■ **INSTRUCTION**:
Of the lines in the data below, count the ones holding the string "Window", and answer with that number only.

■ **PROVIDED ENTRIES**:
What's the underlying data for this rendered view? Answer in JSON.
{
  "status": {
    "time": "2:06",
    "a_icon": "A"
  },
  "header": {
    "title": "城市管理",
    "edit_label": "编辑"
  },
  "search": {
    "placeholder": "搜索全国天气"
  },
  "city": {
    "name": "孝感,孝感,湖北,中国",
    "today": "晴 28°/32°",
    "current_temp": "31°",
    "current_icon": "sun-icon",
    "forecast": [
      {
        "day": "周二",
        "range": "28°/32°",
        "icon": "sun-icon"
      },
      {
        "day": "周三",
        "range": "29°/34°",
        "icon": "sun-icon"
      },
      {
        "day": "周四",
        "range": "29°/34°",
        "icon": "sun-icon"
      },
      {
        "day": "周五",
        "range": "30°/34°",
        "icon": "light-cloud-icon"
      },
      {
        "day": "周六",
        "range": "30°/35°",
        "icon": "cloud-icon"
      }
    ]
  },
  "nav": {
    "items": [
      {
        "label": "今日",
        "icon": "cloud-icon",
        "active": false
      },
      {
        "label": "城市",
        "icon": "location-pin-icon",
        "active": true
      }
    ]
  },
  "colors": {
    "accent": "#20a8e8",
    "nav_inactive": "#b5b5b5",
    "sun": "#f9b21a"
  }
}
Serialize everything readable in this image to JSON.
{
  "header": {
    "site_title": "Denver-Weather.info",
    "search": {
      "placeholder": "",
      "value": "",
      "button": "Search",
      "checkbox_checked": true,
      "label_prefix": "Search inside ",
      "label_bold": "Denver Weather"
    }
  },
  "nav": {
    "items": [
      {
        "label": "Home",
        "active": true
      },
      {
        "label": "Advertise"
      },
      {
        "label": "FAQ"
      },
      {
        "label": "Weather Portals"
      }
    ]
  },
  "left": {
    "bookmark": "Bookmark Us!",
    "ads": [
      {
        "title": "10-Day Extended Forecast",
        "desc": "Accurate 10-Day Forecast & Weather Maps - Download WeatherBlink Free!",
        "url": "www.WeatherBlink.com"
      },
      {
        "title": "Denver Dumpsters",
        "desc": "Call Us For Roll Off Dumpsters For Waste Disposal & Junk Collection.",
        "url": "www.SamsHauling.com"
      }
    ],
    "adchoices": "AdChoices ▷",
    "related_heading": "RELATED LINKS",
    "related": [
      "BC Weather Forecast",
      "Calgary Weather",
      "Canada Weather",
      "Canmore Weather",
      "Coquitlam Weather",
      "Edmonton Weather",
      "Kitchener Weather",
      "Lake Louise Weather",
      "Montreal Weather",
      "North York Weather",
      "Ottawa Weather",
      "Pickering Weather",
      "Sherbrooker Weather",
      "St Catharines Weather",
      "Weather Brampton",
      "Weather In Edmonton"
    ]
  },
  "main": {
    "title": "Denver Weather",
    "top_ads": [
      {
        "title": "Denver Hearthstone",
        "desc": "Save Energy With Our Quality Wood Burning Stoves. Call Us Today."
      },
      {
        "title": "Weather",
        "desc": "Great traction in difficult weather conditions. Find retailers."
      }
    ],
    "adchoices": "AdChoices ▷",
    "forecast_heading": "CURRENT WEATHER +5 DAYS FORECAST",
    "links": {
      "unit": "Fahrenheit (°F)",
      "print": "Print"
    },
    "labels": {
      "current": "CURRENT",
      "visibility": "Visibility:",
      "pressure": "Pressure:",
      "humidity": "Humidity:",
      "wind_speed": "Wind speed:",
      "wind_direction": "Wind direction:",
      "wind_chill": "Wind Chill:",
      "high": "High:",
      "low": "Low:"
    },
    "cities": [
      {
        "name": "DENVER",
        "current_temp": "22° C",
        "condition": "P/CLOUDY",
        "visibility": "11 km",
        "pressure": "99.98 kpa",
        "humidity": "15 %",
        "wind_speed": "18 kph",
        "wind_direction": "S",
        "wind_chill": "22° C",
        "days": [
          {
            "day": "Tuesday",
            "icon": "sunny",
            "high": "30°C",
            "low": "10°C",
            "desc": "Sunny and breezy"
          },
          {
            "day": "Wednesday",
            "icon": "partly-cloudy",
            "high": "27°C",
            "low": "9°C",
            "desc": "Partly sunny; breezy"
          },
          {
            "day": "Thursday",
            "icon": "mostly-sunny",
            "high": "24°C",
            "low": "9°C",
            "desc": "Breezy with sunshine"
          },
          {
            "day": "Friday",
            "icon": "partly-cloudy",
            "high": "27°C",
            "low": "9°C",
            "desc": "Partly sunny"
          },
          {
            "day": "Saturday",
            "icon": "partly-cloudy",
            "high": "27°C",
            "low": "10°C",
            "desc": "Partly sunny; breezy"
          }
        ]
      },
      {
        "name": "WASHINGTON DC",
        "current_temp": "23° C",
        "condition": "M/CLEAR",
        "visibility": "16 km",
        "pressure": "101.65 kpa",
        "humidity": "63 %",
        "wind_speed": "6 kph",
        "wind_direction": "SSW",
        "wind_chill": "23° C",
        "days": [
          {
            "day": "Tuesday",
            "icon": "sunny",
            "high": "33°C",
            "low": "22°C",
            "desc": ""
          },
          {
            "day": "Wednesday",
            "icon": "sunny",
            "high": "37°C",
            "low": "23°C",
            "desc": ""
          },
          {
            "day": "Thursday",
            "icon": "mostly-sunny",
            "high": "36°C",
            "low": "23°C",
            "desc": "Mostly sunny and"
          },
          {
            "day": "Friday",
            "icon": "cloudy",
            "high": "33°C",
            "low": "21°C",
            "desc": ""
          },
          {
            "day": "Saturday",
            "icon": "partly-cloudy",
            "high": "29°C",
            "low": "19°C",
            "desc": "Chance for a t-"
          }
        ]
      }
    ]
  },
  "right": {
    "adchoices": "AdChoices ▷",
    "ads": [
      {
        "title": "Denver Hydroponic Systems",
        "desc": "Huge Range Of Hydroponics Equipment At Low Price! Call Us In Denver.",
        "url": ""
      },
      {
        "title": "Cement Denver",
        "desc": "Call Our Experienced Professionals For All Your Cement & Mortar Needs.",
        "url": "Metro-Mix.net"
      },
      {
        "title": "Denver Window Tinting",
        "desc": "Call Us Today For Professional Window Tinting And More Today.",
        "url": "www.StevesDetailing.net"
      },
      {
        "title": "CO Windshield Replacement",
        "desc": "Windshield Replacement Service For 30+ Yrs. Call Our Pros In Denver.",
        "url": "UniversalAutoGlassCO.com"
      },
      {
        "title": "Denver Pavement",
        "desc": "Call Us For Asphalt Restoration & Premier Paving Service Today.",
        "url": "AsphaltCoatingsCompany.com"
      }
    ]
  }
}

■ **RESPONSE TO THIS EXERCISE**:
2